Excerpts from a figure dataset
BEGIN

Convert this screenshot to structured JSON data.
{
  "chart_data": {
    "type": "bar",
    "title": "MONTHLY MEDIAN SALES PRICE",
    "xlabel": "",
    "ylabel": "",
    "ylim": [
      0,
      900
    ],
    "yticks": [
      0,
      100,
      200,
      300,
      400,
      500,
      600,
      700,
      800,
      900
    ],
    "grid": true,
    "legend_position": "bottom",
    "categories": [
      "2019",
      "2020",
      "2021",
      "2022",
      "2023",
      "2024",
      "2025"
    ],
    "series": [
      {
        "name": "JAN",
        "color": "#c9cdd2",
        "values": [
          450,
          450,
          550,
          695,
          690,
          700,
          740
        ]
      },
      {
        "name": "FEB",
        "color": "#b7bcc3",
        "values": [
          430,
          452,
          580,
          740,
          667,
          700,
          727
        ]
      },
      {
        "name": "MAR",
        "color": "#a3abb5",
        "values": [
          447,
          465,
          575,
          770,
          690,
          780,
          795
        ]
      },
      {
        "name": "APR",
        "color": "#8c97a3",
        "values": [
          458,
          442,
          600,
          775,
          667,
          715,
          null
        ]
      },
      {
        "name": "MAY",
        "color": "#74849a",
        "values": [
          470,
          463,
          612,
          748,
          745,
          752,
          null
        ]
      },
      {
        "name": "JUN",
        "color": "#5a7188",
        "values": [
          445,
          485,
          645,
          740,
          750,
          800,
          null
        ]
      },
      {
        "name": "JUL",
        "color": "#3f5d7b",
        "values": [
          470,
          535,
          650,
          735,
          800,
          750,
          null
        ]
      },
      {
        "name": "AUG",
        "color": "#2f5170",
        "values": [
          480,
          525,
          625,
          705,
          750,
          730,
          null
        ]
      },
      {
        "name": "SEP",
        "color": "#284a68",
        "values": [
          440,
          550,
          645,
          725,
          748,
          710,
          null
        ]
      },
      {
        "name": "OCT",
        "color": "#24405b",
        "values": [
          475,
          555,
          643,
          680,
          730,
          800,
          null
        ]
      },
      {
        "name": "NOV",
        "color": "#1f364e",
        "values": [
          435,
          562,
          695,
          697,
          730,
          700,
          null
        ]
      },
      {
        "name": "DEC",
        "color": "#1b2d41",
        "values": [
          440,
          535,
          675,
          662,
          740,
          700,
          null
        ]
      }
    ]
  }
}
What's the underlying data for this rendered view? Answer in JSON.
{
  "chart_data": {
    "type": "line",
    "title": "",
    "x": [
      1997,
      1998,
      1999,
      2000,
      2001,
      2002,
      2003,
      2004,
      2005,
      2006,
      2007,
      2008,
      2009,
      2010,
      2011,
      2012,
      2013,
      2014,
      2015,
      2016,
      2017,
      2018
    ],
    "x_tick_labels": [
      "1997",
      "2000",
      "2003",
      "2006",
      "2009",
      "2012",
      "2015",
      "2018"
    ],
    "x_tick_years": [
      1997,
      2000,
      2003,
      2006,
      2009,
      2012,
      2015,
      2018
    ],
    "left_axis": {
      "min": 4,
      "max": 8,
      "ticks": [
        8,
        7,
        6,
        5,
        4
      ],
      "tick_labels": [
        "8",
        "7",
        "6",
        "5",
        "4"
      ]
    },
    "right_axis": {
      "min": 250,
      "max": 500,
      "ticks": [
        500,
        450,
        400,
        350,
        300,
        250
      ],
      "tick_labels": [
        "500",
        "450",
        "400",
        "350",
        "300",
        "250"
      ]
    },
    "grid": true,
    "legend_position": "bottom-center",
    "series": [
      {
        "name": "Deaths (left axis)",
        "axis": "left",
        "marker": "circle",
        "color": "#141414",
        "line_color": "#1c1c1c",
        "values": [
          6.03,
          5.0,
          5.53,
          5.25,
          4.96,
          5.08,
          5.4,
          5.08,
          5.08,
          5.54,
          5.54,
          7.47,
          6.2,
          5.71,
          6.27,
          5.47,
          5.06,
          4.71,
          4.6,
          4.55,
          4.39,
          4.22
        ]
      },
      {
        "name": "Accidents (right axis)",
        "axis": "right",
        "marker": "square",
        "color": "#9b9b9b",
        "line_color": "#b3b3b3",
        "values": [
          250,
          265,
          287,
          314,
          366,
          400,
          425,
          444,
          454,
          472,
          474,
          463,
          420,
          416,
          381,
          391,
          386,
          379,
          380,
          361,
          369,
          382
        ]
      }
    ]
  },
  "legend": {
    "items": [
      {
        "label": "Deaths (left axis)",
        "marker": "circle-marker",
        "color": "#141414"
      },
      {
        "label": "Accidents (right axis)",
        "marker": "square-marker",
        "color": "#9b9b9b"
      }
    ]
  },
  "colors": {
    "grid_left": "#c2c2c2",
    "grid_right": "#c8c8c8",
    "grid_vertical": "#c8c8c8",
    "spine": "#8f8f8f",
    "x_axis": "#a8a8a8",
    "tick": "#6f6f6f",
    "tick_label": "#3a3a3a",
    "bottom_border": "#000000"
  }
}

END

Look over the material above and show each line where "Deaths" appears.

        "name": "Deaths (left axis)",
        "label": "Deaths (left axis)",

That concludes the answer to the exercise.